Winnipeg man, mother sentenced in connection with fatal crash

A Winnipeg man and his mother who pleaded guilty for their involvement in a fatal impaired driving crash last year learned their sentences on Wednesday.

Tyler Goodman, now 30-years-old, was sentenced to six years in jail on a charge of impaired driving causing death, and a consecutive sentence of one year for failing to stop at the scene of a crash in connection with the death of Jordyn Reimer on May 1, 2022.

Along with the jail time, the court ordered a 10-year driving prohibition, which the court decided would credit the time he has spent without a licence since he was released from custody – leaving a little more than 8 years on the driving ban.

Goodman also faces a 10-year weapons prohibition and he must provide a DNA sample.

• • •

## [Work instruction]
Continue the news report on the Winnipeg sentencing for the fatal crash, picking up after its last sentence. The stored data entries have nothing to do with this.

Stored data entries
• • •

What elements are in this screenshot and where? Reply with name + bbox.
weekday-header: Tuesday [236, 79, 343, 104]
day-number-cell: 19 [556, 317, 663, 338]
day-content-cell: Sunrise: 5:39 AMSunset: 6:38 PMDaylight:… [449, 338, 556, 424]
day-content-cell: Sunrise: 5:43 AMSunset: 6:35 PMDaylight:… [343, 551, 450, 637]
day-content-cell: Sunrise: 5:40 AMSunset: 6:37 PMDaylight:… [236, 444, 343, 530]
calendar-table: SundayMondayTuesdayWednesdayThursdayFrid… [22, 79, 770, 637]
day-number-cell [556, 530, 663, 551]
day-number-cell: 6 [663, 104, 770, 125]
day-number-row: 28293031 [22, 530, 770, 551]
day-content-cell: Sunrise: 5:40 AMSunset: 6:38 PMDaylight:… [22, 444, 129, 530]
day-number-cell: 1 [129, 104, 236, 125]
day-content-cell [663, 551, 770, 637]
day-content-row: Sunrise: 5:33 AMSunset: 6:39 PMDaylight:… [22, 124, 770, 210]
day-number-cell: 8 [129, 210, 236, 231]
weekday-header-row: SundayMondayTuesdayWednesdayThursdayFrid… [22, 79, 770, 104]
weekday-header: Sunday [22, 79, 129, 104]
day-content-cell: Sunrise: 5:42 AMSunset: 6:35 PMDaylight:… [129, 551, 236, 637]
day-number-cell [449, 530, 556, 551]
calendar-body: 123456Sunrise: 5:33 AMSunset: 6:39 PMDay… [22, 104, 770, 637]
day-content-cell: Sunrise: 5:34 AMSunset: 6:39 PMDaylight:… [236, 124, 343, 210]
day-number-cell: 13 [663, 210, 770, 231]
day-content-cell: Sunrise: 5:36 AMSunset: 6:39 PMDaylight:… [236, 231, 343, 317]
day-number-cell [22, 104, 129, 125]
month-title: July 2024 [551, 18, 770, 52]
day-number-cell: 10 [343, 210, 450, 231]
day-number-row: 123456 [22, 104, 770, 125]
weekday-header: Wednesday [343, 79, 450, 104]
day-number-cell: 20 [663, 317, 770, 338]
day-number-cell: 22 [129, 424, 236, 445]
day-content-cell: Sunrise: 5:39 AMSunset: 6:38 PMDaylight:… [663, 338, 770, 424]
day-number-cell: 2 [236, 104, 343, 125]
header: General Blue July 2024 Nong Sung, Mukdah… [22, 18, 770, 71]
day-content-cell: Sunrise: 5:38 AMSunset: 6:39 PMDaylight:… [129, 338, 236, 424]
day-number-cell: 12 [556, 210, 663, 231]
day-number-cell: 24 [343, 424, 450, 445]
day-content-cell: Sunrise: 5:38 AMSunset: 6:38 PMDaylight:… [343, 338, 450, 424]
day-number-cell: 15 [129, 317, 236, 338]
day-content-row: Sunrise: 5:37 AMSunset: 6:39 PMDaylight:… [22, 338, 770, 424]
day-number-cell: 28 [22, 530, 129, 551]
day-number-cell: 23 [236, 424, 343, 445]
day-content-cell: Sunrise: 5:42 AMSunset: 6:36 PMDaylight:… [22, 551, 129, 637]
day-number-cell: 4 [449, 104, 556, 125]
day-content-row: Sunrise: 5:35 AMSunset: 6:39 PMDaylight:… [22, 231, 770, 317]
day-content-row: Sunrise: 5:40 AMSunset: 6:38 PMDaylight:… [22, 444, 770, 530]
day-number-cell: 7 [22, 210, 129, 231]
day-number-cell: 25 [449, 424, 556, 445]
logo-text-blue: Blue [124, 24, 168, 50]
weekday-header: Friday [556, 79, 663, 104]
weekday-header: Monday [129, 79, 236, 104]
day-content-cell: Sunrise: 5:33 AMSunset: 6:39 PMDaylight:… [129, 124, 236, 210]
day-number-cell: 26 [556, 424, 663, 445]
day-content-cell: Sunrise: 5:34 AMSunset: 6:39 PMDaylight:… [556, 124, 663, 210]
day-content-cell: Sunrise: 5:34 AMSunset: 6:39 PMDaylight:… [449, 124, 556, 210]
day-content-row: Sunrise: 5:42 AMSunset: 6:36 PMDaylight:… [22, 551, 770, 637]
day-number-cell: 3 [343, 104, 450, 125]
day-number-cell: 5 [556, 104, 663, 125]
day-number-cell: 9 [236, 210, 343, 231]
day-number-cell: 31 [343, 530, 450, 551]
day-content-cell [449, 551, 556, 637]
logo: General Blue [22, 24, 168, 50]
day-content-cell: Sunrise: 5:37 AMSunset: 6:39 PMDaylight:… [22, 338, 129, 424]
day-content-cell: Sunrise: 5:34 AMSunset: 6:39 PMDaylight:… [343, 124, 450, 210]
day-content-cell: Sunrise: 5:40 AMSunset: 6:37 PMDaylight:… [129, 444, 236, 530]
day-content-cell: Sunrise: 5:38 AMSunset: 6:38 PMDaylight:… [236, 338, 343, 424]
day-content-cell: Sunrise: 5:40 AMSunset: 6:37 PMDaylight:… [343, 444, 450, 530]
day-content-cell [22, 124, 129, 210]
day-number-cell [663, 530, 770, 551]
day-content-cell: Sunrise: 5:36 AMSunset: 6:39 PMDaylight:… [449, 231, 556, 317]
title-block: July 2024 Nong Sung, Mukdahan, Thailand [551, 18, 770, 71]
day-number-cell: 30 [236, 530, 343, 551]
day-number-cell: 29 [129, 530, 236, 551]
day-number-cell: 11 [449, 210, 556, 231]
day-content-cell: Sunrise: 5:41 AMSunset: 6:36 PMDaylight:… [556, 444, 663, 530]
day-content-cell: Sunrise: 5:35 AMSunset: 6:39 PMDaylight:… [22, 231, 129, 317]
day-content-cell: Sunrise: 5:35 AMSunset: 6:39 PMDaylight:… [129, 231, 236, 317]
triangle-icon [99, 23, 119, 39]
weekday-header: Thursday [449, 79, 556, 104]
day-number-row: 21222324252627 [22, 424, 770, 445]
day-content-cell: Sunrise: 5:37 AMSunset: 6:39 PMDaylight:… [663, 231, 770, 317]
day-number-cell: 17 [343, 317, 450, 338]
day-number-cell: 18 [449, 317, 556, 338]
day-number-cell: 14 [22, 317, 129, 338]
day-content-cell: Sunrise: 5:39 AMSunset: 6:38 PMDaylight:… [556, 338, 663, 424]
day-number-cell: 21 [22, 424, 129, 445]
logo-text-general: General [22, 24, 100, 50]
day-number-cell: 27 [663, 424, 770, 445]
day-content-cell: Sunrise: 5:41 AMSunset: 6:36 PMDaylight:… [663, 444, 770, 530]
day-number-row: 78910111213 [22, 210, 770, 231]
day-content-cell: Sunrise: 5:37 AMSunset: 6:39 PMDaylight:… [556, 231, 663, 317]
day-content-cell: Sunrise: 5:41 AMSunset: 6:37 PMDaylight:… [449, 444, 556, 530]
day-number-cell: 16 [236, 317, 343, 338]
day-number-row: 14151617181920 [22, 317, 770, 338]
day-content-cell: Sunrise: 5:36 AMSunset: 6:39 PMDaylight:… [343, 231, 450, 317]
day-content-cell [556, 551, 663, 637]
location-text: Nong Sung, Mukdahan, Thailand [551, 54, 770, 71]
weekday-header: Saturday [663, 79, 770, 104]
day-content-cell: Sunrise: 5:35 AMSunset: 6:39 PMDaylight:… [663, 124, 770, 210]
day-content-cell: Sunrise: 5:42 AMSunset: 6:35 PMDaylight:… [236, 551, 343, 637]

• • •

## [Answer for this exercise]
“The sad reality is that there is no sentence that the court can impose to reflect the kind of person Jordyn Reimer was, the heartbreak her death has caused, or to compensate for the things she will never have an opportunity to do,” Justice Kael McKenzie said while delivering his sentence Wednesday.

“The court process simply cannot undo the harm caused, but the hope is that with the conclusion of the court process, each new day will allow you to heal as much as you are able.”

The court heard Goodman had been drinking with friends the night of the crash, and had consumed nine or 10 drinks. At around 2 a.m., the court heard Goodman was speeding in his truck when he crashed into the car Reimer was driving.

The court had heard Goodman was driving his vehicle at 108 km/h, while Reimer – who had been the designated driver for her friends that night – was travelling at 52 km/h.

Reimer had been the designated driver for her friends that night.

“One of the most obvious heartaches of this case was that Jordyn Reimer was killed by a drunk driver while she herself was acting as a designated driver,” McKenzie said.

“Her mother Karen Reimer stated it was the cruellest of all ironies.”

McKenzie said throughout the course of the trial, the court received 125 victim impact statements from Reimer’s friends, family, neighbours, teammates and coaches.

Forty-five of the statements were read out loud in court, which McKenzie said demonstrated the wide impact Goodman’s actions have had.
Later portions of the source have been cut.